───── PROVIDED PASSAGE

Designed by Leo Steif in 1923, the Ralph J. Pomeroy Apartments sat vacant in Chicago’s historic Bryn Mawr district for six years until renovations began in 2010. Now, as part of the Chicago Housing Authority’s Plan for Transformation, the Pomeroy Senior Apartments building is CHA’s flagship senior living center on the city’s North Side.
The original brick, terra cotta, and limestone façade was inspected and restored, keeping the look consistent with the other buildings in the historic neighborhood. New windows and a bronze entry canopy were constructed, complementing the design vocabulary.
The entire interior of the building was renovated, from the first floor lobby and common areas, to the rooftop spaces. The number of living units was reduced from 120 to 104 to allow for more space per unit and comply with current accessibility requirements.
POMEROY SENIOR APARTMENTS
Submitting firm: Pappageorge Haymes Partners (architect)
Developer: Chicago Housing Authority
Associate architect: Architrave Ltd.
Interior design: Koo & Associates
Structural engineer: Matrix Engineering Corp.
Mechanical/electrical engineer: The Engineering Studio
Civil engineer/Landscape architect: Terra Engineering
Sustainability consultant: Grumman Butkus Associates
Environmental consultant: GSG Consultants Inc.
General contractor: James McHugh Construction
Construction manager: d’Escoto Inc.

──────────
───── RECORD EXTRACTS

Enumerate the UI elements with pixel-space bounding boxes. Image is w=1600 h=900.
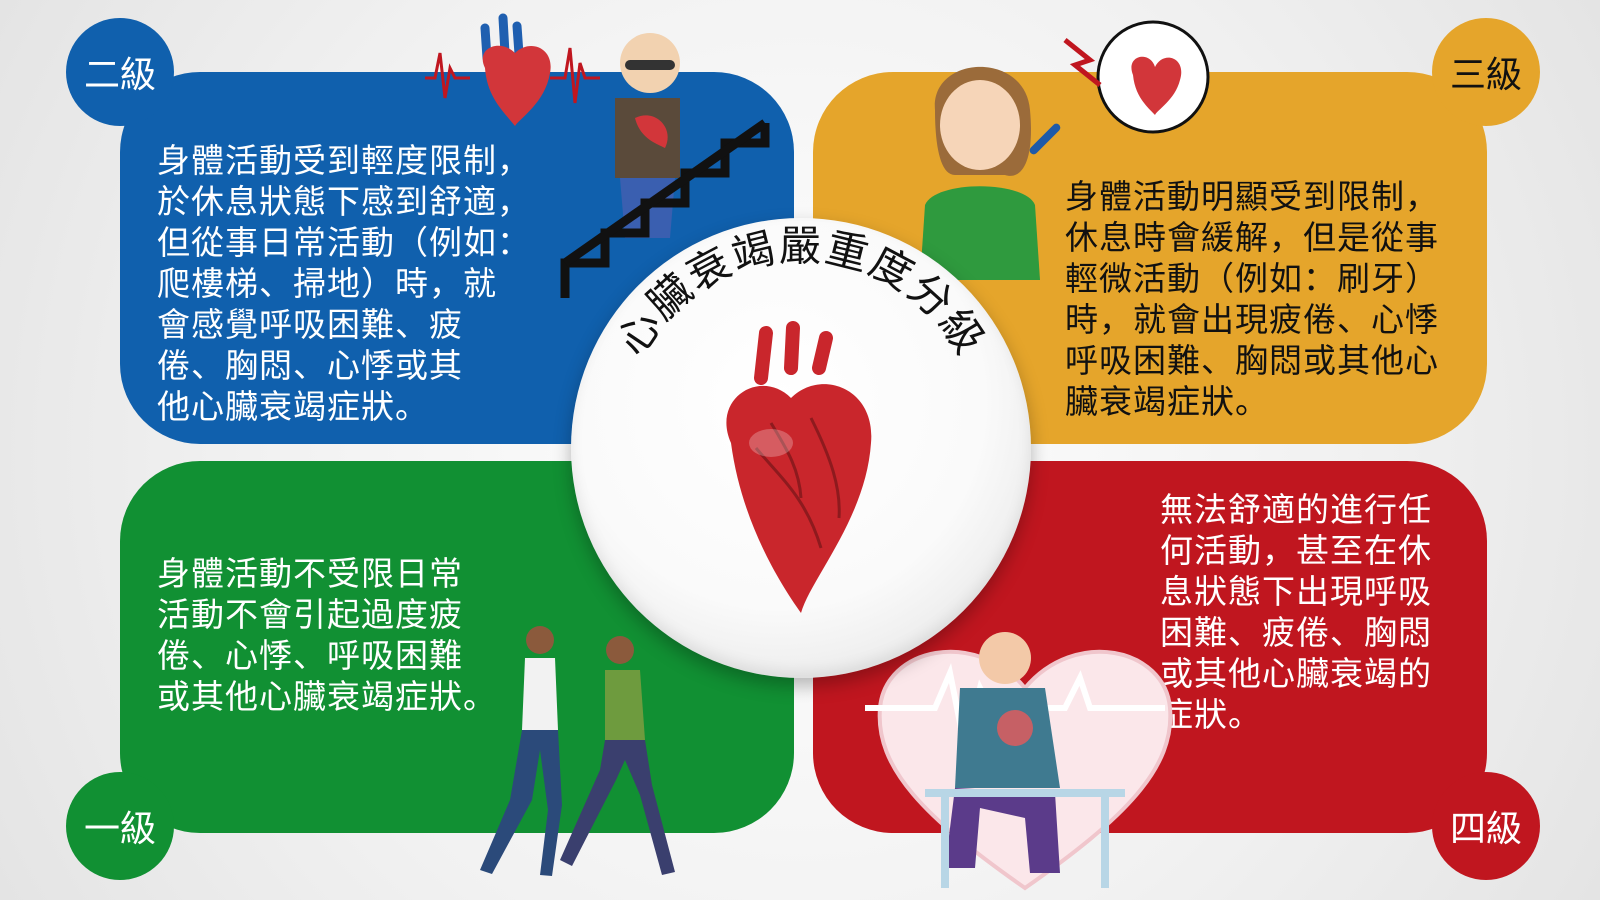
center-circle: 心臟衰竭嚴重度分級 (571, 218, 1031, 678)
diagram-title: 心臟衰竭嚴重度分級 (607, 221, 993, 363)
level-one-badge: 一級 (66, 772, 174, 880)
level-three-description: 身體活動明顯受到限制， 休息時會緩解，但是從事 輕微活動（例如：刷牙） 時，就會… (1065, 177, 1439, 421)
elderly-stairs-icon (425, 13, 770, 298)
man-chest-pain-icon (865, 632, 1173, 891)
level-one-description: 身體活動不受限日常 活動不會引起過度疲 倦、心悸、呼吸困難 或其他心臟衰竭症狀。 (157, 554, 497, 716)
walking-people-icon (480, 626, 675, 876)
svg-text:心臟衰竭嚴重度分級: 心臟衰竭嚴重度分級 (607, 221, 995, 363)
level-three-badge: 三級 (1432, 18, 1540, 126)
woman-brushing-teeth-icon (920, 20, 1210, 280)
level-four-badge: 四級 (1432, 772, 1540, 880)
level-four-description: 無法舒適的進行任 何活動，甚至在休 息狀態下出現呼吸 困難、疲倦、胸悶 或其他心… (1160, 490, 1432, 734)
heart-icon (726, 321, 872, 613)
level-two-description: 身體活動受到輕度限制， 於休息狀態下感到舒適， 但從事日常活動（例如： 爬樓梯、… (157, 141, 531, 426)
center-graphic: 心臟衰竭嚴重度分級 (607, 221, 995, 613)
level-two-badge: 二級 (66, 18, 174, 126)
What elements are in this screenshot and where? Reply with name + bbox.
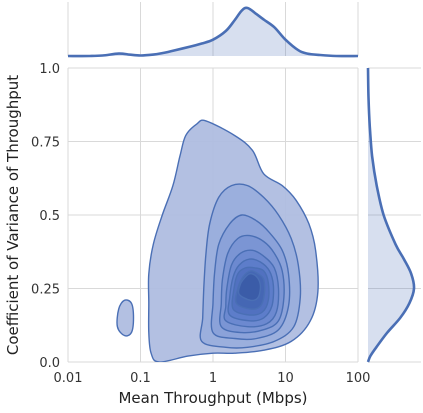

──────────

## [EXERCISE REQUIREMENTS]
Reproduce the Pomeroy Senior Apartments text word for word, from start to finish.

## [SOLVED PROBLEM]
Designed by Leo Steif in 1923, the Ralph J. Pomeroy Apartments sat vacant in Chicago’s historic Bryn Mawr district for six years until renovations began in 2010. Now, as part of the Chicago Housing Authority’s Plan for Transformation, the Pomeroy Senior Apartments building is CHA’s flagship senior living center on the city’s North Side.
The original brick, terra cotta, and limestone façade was inspected and restored, keeping the look consistent with the other buildings in the historic neighborhood. New windows and a bronze entry canopy were constructed, complementing the design vocabulary.
The entire interior of the building was renovated, from the first floor lobby and common areas, to the rooftop spaces. The number of living units was reduced from 120 to 104 to allow for more space per unit and comply with current accessibility requirements.
POMEROY SENIOR APARTMENTS
Submitting firm: Pappageorge Haymes Partners (architect)
Developer: Chicago Housing Authority
Associate architect: Architrave Ltd.
Interior design: Koo & Associates
Structural engineer: Matrix Engineering Corp.
Mechanical/electrical engineer: The Engineering Studio
Civil engineer/Landscape architect: Terra Engineering
Sustainability consultant: Grumman Butkus Associates
Environmental consultant: GSG Consultants Inc.
General contractor: James McHugh Construction
Construction manager: d’Escoto Inc.